Activity: Please return each line of the listing below exactly as written.

========================

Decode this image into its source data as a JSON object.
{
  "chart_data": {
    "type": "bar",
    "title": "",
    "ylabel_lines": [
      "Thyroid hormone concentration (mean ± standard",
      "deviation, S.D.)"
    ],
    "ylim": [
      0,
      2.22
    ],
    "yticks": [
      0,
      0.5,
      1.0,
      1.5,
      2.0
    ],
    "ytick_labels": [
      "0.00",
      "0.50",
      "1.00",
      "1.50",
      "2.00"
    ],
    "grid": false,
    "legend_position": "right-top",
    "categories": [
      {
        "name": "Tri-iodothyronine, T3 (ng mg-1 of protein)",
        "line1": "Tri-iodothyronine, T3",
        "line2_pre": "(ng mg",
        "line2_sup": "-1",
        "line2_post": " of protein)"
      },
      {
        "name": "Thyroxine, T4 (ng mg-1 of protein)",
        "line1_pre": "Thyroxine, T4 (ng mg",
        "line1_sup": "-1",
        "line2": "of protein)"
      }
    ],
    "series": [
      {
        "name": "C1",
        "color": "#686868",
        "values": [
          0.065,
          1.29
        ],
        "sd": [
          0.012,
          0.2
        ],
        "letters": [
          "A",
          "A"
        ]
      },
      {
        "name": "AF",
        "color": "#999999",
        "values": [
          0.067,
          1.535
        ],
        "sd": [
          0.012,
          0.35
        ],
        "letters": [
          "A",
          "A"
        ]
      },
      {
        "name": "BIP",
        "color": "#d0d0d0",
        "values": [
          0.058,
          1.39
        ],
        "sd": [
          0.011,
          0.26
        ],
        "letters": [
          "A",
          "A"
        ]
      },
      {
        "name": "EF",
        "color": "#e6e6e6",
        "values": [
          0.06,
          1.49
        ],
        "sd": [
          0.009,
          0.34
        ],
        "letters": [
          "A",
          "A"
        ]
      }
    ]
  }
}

========================

Exercise response:
Decode this image into its source data as a JSON object.
{
  "chart_data": {
    "type": "bar",
    "title": "",
    "ylabel_lines": [
      "Thyroid hormone concentration (mean ± standard",
      "deviation, S.D.)"
    ],
    "ylim": [
      0,
      2.22
    ],
    "yticks": [
      0,
      0.5,
      1.0,
      1.5,
      2.0
    ],
    "ytick_labels": [
      "0.00",
      "0.50",
      "1.00",
      "1.50",
      "2.00"
    ],
    "grid": false,
    "legend_position": "right-top",
    "categories": [
      {
        "name": "Tri-iodothyronine, T3 (ng mg-1 of protein)",
        "line1": "Tri-iodothyronine, T3",
        "line2_pre": "(ng mg",
        "line2_sup": "-1",
        "line2_post": " of protein)"
      },
      {
        "name": "Thyroxine, T4 (ng mg-1 of protein)",
        "line1_pre": "Thyroxine, T4 (ng mg",
        "line1_sup": "-1",
        "line2": "of protein)"
      }
    ],
    "series": [
      {
        "name": "C1",
        "color": "#686868",
        "values": [
          0.065,
          1.29
        ],
        "sd": [
          0.012,
          0.2
        ],
        "letters": [
          "A",
          "A"
        ]
      },
      {
        "name": "AF",
        "color": "#999999",
        "values": [
          0.067,
          1.535
        ],
        "sd": [
          0.012,
          0.35
        ],
        "letters": [
          "A",
          "A"
        ]
      },
      {
        "name": "BIP",
        "color": "#d0d0d0",
        "values": [
          0.058,
          1.39
        ],
        "sd": [
          0.011,
          0.26
        ],
        "letters": [
          "A",
          "A"
        ]
      },
      {
        "name": "EF",
        "color": "#e6e6e6",
        "values": [
          0.06,
          1.49
        ],
        "sd": [
          0.009,
          0.34
        ],
        "letters": [
          "A",
          "A"
        ]
      }
    ]
  }
}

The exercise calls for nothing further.